• _TASK DESCRIPTION_
Pictures within the data are to be left out; everything else must be reproduced exactly.

• _RECORDS FOR THE EXERCISE_

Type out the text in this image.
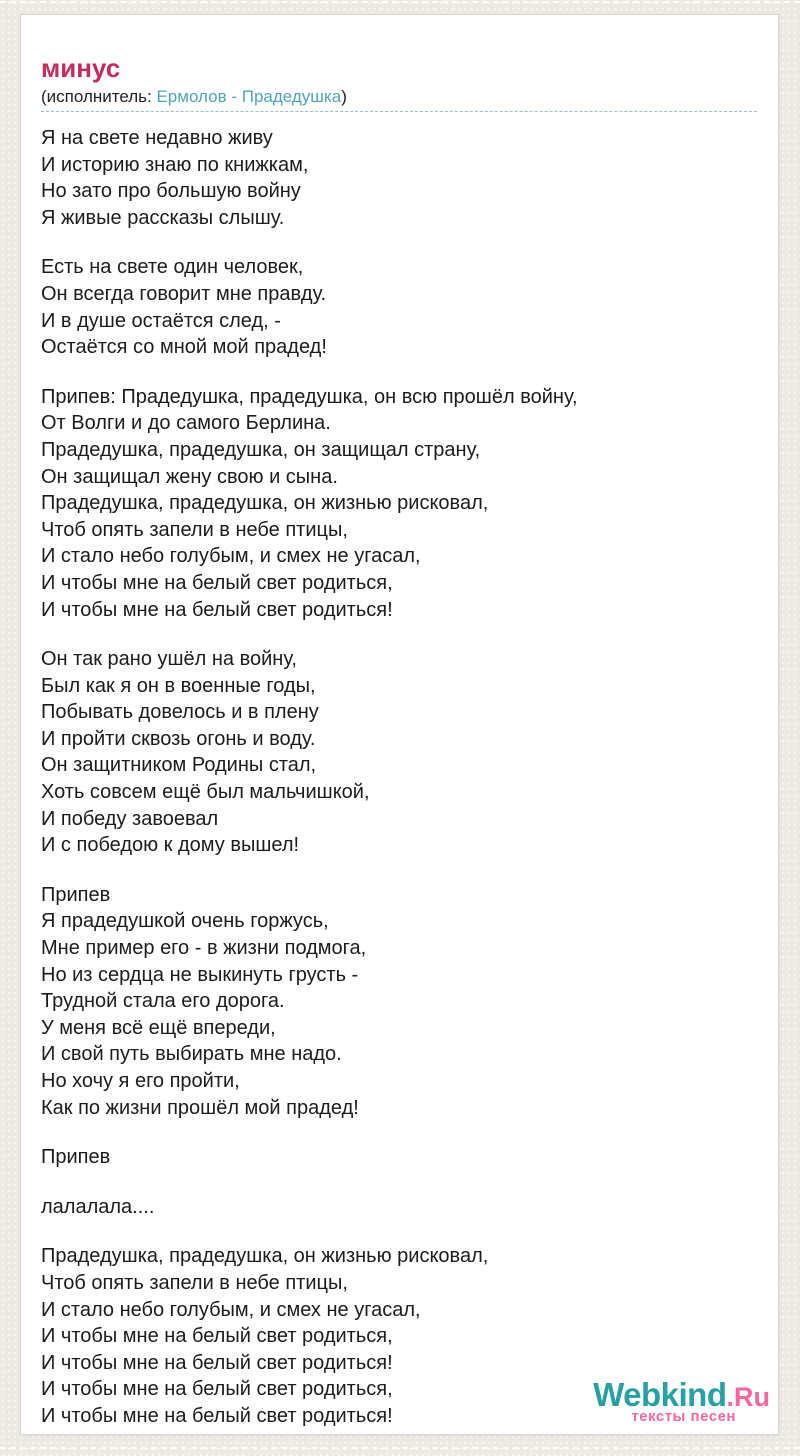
минус
(исполнитель: Ермолов - Прадедушка)
Я на свете недавно живу
И историю знаю по книжкам,
Но зато про большую войну
Я живые рассказы слышу.
Есть на свете один человек,
Он всегда говорит мне правду.
И в душе остаётся след, -
Остаётся со мной мой прадед!
Припев: Прадедушка, прадедушка, он всю прошёл войну,
От Волги и до самого Берлина.
Прадедушка, прадедушка, он защищал страну,
Он защищал жену свою и сына.
Прадедушка, прадедушка, он жизнью рисковал,
Чтоб опять запели в небе птицы,
И стало небо голубым, и смех не угасал,
И чтобы мне на белый свет родиться,
И чтобы мне на белый свет родиться!
Он так рано ушёл на войну,
Был как я он в военные годы,
Побывать довелось и в плену
И пройти сквозь огонь и воду.
Он защитником Родины стал,
Хоть совсем ещё был мальчишкой,
И победу завоевал
И с победою к дому вышел!
Припев
Я прадедушкой очень горжусь,
Мне пример его - в жизни подмога,
Но из сердца не выкинуть грусть -
Трудной стала его дорога.
У меня всё ещё впереди,
И свой путь выбирать мне надо.
Но хочу я его пройти,
Как по жизни прошёл мой прадед!
Припев
лалалала....
Прадедушка, прадедушка, он жизнью рисковал,
Чтоб опять запели в небе птицы,
И стало небо голубым, и смех не угасал,
И чтобы мне на белый свет родиться,
И чтобы мне на белый свет родиться!
И чтобы мне на белый свет родиться,
И чтобы мне на белый свет родиться!
Webkind.Ru
тексты песен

• _PROBLEM SOLUTION_
Type out the text in this image.
минус
(исполнитель: Ермолов - Прадедушка)
Я на свете недавно живу
И историю знаю по книжкам,
Но зато про большую войну
Я живые рассказы слышу.
Есть на свете один человек,
Он всегда говорит мне правду.
И в душе остаётся след, -
Остаётся со мной мой прадед!
Припев: Прадедушка, прадедушка, он всю прошёл войну,
От Волги и до самого Берлина.
Прадедушка, прадедушка, он защищал страну,
Он защищал жену свою и сына.
Прадедушка, прадедушка, он жизнью рисковал,
Чтоб опять запели в небе птицы,
И стало небо голубым, и смех не угасал,
И чтобы мне на белый свет родиться,
И чтобы мне на белый свет родиться!
Он так рано ушёл на войну,
Был как я он в военные годы,
Побывать довелось и в плену
И пройти сквозь огонь и воду.
Он защитником Родины стал,
Хоть совсем ещё был мальчишкой,
И победу завоевал
И с победою к дому вышел!
Припев
Я прадедушкой очень горжусь,
Мне пример его - в жизни подмога,
Но из сердца не выкинуть грусть -
Трудной стала его дорога.
У меня всё ещё впереди,
И свой путь выбирать мне надо.
Но хочу я его пройти,
Как по жизни прошёл мой прадед!
Припев
лалалала....
Прадедушка, прадедушка, он жизнью рисковал,
Чтоб опять запели в небе птицы,
И стало небо голубым, и смех не угасал,
И чтобы мне на белый свет родиться,
И чтобы мне на белый свет родиться!
И чтобы мне на белый свет родиться,
И чтобы мне на белый свет родиться!
Webkind.Ru
тексты песен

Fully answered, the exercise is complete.